YOUR TASK: Single out each line with the word "page" and copy it.

────

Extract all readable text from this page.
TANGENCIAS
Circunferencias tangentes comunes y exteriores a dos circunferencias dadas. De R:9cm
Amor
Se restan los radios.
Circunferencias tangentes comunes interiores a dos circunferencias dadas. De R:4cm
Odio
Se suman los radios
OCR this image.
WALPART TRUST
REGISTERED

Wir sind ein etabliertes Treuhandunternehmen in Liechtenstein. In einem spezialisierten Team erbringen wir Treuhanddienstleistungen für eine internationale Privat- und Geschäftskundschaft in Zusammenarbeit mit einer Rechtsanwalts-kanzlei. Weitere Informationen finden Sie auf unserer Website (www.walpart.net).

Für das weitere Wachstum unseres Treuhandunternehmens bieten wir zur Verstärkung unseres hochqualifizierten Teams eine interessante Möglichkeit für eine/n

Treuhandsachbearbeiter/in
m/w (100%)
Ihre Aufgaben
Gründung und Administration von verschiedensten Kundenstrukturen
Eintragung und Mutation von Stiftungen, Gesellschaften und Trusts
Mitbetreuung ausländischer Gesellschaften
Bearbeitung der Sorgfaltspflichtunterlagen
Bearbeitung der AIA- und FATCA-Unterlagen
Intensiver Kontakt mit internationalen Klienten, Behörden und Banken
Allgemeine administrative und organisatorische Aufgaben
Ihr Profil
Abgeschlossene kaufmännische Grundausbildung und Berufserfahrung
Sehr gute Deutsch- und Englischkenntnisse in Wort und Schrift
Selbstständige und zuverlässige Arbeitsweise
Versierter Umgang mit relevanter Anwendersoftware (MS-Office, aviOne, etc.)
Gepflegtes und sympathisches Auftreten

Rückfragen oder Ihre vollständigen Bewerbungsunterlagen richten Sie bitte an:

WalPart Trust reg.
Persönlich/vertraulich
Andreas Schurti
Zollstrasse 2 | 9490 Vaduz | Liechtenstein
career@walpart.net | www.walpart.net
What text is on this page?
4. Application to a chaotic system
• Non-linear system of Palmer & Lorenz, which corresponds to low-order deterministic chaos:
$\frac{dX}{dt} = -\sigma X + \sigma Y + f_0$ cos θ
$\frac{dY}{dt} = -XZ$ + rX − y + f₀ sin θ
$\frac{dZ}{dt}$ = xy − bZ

────

EXERCISE ANSWER:
Extract all readable text from this page.
What text is on this page?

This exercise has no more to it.